## Records for the exercise
┌──

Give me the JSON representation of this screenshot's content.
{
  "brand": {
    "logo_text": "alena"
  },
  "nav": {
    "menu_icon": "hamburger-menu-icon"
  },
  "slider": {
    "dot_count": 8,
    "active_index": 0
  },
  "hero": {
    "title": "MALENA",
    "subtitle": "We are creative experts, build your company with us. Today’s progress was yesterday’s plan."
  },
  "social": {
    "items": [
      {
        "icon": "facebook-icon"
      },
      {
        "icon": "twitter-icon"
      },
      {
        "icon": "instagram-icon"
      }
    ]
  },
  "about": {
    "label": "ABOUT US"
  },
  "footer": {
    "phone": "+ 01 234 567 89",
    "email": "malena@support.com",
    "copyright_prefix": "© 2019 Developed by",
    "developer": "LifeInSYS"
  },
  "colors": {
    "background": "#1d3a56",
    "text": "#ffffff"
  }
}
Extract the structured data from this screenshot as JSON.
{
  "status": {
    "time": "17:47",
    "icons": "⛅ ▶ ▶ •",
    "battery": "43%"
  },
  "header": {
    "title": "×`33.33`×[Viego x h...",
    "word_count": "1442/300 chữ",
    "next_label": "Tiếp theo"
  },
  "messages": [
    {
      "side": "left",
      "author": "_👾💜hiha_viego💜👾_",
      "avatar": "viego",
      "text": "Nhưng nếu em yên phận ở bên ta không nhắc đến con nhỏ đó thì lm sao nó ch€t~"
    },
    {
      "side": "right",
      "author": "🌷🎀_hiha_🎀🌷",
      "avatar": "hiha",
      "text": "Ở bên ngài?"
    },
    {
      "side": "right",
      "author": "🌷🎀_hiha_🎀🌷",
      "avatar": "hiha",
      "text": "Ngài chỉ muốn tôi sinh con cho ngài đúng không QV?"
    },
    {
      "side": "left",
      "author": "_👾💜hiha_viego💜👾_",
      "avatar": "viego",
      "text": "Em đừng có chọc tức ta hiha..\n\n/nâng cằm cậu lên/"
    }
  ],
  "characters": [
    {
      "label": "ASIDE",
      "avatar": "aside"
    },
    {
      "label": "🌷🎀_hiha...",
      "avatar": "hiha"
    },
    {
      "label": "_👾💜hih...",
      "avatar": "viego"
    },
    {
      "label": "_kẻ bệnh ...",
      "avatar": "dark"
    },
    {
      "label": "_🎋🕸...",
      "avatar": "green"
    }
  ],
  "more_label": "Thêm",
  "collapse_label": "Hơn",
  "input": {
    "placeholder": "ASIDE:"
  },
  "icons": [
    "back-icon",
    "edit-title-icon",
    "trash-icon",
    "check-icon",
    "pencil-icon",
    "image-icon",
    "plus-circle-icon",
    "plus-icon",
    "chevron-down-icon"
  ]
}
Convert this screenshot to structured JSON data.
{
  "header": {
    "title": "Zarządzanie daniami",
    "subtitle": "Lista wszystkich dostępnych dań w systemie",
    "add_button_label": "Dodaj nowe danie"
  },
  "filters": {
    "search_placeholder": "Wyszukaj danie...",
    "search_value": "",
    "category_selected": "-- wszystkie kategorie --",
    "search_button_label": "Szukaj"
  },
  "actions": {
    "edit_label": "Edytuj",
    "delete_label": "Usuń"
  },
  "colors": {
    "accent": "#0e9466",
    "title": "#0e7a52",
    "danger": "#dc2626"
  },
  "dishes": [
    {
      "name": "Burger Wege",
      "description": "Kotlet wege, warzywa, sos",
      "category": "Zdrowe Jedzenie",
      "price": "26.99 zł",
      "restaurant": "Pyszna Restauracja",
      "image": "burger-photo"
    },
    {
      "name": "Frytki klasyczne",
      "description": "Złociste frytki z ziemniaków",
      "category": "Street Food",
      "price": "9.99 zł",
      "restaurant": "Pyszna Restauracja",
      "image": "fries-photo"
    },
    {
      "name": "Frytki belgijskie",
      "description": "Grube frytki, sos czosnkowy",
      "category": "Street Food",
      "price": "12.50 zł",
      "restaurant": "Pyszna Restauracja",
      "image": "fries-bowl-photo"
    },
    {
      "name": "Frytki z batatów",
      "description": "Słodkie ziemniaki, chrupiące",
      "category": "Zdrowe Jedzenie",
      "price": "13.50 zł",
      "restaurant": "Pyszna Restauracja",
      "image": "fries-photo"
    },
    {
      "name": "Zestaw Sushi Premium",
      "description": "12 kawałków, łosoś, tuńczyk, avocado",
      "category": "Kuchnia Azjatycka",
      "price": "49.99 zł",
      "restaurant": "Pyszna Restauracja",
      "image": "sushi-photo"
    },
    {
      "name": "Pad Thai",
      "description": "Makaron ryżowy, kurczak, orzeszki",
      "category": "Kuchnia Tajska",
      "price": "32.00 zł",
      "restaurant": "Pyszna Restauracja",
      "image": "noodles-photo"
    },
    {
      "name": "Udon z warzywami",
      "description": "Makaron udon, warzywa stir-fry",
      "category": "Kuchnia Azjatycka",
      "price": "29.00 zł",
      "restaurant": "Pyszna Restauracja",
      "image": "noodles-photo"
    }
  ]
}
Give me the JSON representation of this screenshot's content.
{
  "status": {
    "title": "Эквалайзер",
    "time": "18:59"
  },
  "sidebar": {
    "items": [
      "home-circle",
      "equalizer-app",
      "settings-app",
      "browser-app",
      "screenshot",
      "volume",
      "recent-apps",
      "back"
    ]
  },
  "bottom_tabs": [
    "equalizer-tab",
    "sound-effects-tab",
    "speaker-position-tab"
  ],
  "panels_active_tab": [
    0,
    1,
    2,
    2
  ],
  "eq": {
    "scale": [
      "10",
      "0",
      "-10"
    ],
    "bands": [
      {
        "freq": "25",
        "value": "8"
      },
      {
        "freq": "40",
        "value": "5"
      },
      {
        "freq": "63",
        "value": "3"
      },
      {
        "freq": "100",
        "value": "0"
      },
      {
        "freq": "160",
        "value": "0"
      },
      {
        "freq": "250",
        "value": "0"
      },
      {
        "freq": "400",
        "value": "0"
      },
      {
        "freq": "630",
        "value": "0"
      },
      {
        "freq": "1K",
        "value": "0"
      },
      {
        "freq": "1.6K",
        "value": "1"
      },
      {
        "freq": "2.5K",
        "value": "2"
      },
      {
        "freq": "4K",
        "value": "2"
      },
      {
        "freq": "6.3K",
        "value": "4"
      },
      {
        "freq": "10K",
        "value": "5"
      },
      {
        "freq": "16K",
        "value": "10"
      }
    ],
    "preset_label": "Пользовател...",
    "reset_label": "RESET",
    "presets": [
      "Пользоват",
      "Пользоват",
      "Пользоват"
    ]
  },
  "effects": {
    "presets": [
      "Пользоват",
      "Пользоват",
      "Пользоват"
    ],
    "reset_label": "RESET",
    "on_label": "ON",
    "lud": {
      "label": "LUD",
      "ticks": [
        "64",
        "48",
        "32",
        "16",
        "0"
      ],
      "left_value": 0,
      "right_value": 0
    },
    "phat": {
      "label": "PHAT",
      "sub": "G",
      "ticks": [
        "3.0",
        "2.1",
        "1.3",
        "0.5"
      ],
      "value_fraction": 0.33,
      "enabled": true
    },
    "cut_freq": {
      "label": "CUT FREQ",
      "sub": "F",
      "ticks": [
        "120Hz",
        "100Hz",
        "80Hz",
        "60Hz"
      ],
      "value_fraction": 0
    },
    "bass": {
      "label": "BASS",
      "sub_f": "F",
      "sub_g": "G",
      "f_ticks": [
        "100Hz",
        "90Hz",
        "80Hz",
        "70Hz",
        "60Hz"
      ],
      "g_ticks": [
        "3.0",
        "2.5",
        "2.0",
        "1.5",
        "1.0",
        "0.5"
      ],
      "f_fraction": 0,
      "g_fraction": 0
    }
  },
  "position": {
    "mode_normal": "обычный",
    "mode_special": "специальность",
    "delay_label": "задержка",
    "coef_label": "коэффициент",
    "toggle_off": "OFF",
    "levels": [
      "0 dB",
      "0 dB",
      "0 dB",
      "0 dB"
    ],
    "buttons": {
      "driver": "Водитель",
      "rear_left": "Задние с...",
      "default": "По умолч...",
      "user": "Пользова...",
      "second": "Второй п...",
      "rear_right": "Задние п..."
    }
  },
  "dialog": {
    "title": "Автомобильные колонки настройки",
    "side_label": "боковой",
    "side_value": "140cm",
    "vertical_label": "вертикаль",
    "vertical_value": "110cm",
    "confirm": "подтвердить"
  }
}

└──

## Goal
Collect the lines that hold "danie".

## Expected output
    "add_button_label": "Dodaj nowe danie"
    "search_placeholder": "Wyszukaj danie...",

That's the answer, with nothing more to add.